** begin Rows **

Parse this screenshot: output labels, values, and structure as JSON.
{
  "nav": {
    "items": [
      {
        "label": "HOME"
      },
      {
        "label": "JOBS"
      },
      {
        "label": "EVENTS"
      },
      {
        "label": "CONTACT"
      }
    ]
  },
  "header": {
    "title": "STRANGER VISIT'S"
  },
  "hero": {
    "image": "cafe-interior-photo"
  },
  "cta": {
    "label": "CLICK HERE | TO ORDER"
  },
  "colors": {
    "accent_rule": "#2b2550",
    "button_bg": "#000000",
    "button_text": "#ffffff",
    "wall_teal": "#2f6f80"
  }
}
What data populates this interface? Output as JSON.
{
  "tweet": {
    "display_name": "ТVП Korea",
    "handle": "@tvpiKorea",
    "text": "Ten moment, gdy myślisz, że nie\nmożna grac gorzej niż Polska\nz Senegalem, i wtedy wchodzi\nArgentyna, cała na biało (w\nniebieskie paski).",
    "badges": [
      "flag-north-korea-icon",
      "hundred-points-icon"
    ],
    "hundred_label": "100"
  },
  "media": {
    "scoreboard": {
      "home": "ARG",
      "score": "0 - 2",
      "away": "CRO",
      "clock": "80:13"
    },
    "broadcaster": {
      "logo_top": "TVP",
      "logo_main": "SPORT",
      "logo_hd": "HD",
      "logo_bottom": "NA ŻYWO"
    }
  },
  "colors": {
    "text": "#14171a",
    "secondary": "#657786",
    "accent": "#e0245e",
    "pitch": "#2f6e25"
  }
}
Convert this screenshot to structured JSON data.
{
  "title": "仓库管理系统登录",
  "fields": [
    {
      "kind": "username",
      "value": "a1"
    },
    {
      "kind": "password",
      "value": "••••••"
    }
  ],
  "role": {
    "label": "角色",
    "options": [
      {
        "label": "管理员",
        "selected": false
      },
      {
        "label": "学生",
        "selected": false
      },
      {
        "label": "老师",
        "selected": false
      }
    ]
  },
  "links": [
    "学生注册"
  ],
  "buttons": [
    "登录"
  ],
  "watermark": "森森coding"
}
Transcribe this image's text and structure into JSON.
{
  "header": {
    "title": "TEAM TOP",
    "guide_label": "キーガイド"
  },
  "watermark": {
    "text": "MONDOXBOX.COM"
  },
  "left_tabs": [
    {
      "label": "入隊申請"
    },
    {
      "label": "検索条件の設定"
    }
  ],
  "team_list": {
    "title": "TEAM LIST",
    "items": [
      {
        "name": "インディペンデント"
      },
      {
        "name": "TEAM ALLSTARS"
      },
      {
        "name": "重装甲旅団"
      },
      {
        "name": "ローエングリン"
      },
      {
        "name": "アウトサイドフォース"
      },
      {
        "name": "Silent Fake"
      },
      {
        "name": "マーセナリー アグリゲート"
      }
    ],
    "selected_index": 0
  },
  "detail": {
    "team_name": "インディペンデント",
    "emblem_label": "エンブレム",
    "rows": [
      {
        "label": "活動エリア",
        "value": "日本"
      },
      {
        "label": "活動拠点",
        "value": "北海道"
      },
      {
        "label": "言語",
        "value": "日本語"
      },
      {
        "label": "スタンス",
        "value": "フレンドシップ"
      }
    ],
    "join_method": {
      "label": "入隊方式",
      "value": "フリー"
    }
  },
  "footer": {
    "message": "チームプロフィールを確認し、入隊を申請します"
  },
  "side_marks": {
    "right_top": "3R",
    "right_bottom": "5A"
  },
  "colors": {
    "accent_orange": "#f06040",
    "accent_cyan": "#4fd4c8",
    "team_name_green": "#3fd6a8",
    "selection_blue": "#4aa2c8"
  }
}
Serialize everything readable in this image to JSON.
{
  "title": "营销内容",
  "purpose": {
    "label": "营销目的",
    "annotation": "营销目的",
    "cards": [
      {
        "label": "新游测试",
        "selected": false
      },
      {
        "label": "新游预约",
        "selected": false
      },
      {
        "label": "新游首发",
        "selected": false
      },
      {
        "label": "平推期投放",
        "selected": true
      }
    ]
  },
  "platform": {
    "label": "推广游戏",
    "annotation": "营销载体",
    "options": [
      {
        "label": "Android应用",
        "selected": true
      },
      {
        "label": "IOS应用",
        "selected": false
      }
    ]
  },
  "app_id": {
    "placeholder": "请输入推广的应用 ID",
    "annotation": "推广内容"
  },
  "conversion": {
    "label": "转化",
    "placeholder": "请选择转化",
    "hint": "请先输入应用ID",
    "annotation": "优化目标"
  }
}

** end Rows **

* _Task requirements_
Each line of the material must be restated exactly.

* _Finished exercise_
Parse this screenshot: output labels, values, and structure as JSON.
{
  "nav": {
    "items": [
      {
        "label": "HOME"
      },
      {
        "label": "JOBS"
      },
      {
        "label": "EVENTS"
      },
      {
        "label": "CONTACT"
      }
    ]
  },
  "header": {
    "title": "STRANGER VISIT'S"
  },
  "hero": {
    "image": "cafe-interior-photo"
  },
  "cta": {
    "label": "CLICK HERE | TO ORDER"
  },
  "colors": {
    "accent_rule": "#2b2550",
    "button_bg": "#000000",
    "button_text": "#ffffff",
    "wall_teal": "#2f6f80"
  }
}
What data populates this interface? Output as JSON.
{
  "tweet": {
    "display_name": "ТVП Korea",
    "handle": "@tvpiKorea",
    "text": "Ten moment, gdy myślisz, że nie\nmożna grac gorzej niż Polska\nz Senegalem, i wtedy wchodzi\nArgentyna, cała na biało (w\nniebieskie paski).",
    "badges": [
      "flag-north-korea-icon",
      "hundred-points-icon"
    ],
    "hundred_label": "100"
  },
  "media": {
    "scoreboard": {
      "home": "ARG",
      "score": "0 - 2",
      "away": "CRO",
      "clock": "80:13"
    },
    "broadcaster": {
      "logo_top": "TVP",
      "logo_main": "SPORT",
      "logo_hd": "HD",
      "logo_bottom": "NA ŻYWO"
    }
  },
  "colors": {
    "text": "#14171a",
    "secondary": "#657786",
    "accent": "#e0245e",
    "pitch": "#2f6e25"
  }
}
Convert this screenshot to structured JSON data.
{
  "title": "仓库管理系统登录",
  "fields": [
    {
      "kind": "username",
      "value": "a1"
    },
    {
      "kind": "password",
      "value": "••••••"
    }
  ],
  "role": {
    "label": "角色",
    "options": [
      {
        "label": "管理员",
        "selected": false
      },
      {
        "label": "学生",
        "selected": false
      },
      {
        "label": "老师",
        "selected": false
      }
    ]
  },
  "links": [
    "学生注册"
  ],
  "buttons": [
    "登录"
  ],
  "watermark": "森森coding"
}
Transcribe this image's text and structure into JSON.
{
  "header": {
    "title": "TEAM TOP",
    "guide_label": "キーガイド"
  },
  "watermark": {
    "text": "MONDOXBOX.COM"
  },
  "left_tabs": [
    {
      "label": "入隊申請"
    },
    {
      "label": "検索条件の設定"
    }
  ],
  "team_list": {
    "title": "TEAM LIST",
    "items": [
      {
        "name": "インディペンデント"
      },
      {
        "name": "TEAM ALLSTARS"
      },
      {
        "name": "重装甲旅団"
      },
      {
        "name": "ローエングリン"
      },
      {
        "name": "アウトサイドフォース"
      },
      {
        "name": "Silent Fake"
      },
      {
        "name": "マーセナリー アグリゲート"
      }
    ],
    "selected_index": 0
  },
  "detail": {
    "team_name": "インディペンデント",
    "emblem_label": "エンブレム",
    "rows": [
      {
        "label": "活動エリア",
        "value": "日本"
      },
      {
        "label": "活動拠点",
        "value": "北海道"
      },
      {
        "label": "言語",
        "value": "日本語"
      },
      {
        "label": "スタンス",
        "value": "フレンドシップ"
      }
    ],
    "join_method": {
      "label": "入隊方式",
      "value": "フリー"
    }
  },
  "footer": {
    "message": "チームプロフィールを確認し、入隊を申請します"
  },
  "side_marks": {
    "right_top": "3R",
    "right_bottom": "5A"
  },
  "colors": {
    "accent_orange": "#f06040",
    "accent_cyan": "#4fd4c8",
    "team_name_green": "#3fd6a8",
    "selection_blue": "#4aa2c8"
  }
}
Serialize everything readable in this image to JSON.
{
  "title": "营销内容",
  "purpose": {
    "label": "营销目的",
    "annotation": "营销目的",
    "cards": [
      {
        "label": "新游测试",
        "selected": false
      },
      {
        "label": "新游预约",
        "selected": false
      },
      {
        "label": "新游首发",
        "selected": false
      },
      {
        "label": "平推期投放",
        "selected": true
      }
    ]
  },
  "platform": {
    "label": "推广游戏",
    "annotation": "营销载体",
    "options": [
      {
        "label": "Android应用",
        "selected": true
      },
      {
        "label": "IOS应用",
        "selected": false
      }
    ]
  },
  "app_id": {
    "placeholder": "请输入推广的应用 ID",
    "annotation": "推广内容"
  },
  "conversion": {
    "label": "转化",
    "placeholder": "请选择转化",
    "hint": "请先输入应用ID",
    "annotation": "优化目标"
  }
}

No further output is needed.